- Short task -
Copy the rows below word for word, from the first row through the line that contains "- x-axis-ticks: 60%", including that line.

- Dataset excerpts -
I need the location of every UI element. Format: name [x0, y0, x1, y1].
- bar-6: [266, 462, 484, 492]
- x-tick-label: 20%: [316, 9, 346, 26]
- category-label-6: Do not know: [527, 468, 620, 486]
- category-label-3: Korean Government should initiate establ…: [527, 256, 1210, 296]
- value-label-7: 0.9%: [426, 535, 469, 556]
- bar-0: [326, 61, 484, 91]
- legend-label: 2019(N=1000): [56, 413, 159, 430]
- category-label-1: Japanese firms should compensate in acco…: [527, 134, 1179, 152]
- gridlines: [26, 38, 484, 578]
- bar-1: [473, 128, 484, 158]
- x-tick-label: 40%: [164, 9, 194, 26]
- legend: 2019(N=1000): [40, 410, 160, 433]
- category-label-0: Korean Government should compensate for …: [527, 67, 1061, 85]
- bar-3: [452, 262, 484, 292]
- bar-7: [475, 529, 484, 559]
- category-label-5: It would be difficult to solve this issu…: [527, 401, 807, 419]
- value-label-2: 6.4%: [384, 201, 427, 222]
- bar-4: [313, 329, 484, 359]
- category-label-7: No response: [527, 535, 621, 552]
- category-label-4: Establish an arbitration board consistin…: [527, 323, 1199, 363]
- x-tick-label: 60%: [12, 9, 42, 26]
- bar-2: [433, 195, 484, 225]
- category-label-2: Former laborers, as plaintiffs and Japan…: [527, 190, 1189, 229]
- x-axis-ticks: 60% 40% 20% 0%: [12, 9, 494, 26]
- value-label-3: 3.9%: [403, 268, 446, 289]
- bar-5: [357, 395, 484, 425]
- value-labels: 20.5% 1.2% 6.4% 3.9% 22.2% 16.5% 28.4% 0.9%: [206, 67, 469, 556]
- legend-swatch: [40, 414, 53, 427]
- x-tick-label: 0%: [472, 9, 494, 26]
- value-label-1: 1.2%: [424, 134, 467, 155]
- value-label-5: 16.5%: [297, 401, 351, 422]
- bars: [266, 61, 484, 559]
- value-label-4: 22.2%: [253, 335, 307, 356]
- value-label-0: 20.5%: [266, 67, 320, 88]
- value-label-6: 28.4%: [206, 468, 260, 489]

- Correct answer -
I need the location of every UI element. Format: name [x0, y0, x1, y1].
- bar-6: [266, 462, 484, 492]
- x-tick-label: 20%: [316, 9, 346, 26]
- category-label-6: Do not know: [527, 468, 620, 486]
- category-label-3: Korean Government should initiate establ…: [527, 256, 1210, 296]
- value-label-7: 0.9%: [426, 535, 469, 556]
- bar-0: [326, 61, 484, 91]
- legend-label: 2019(N=1000): [56, 413, 159, 430]
- category-label-1: Japanese firms should compensate in acco…: [527, 134, 1179, 152]
- gridlines: [26, 38, 484, 578]
- bar-1: [473, 128, 484, 158]
- x-tick-label: 40%: [164, 9, 194, 26]
- legend: 2019(N=1000): [40, 410, 160, 433]
- category-label-0: Korean Government should compensate for …: [527, 67, 1061, 85]
- bar-3: [452, 262, 484, 292]
- bar-7: [475, 529, 484, 559]
- category-label-5: It would be difficult to solve this issu…: [527, 401, 807, 419]
- value-label-2: 6.4%: [384, 201, 427, 222]
- bar-4: [313, 329, 484, 359]
- category-label-7: No response: [527, 535, 621, 552]
- category-label-4: Establish an arbitration board consistin…: [527, 323, 1199, 363]
- x-tick-label: 60%: [12, 9, 42, 26]
- bar-2: [433, 195, 484, 225]
- category-label-2: Former laborers, as plaintiffs and Japan…: [527, 190, 1189, 229]
- x-axis-ticks: 60% 40% 20% 0%: [12, 9, 494, 26]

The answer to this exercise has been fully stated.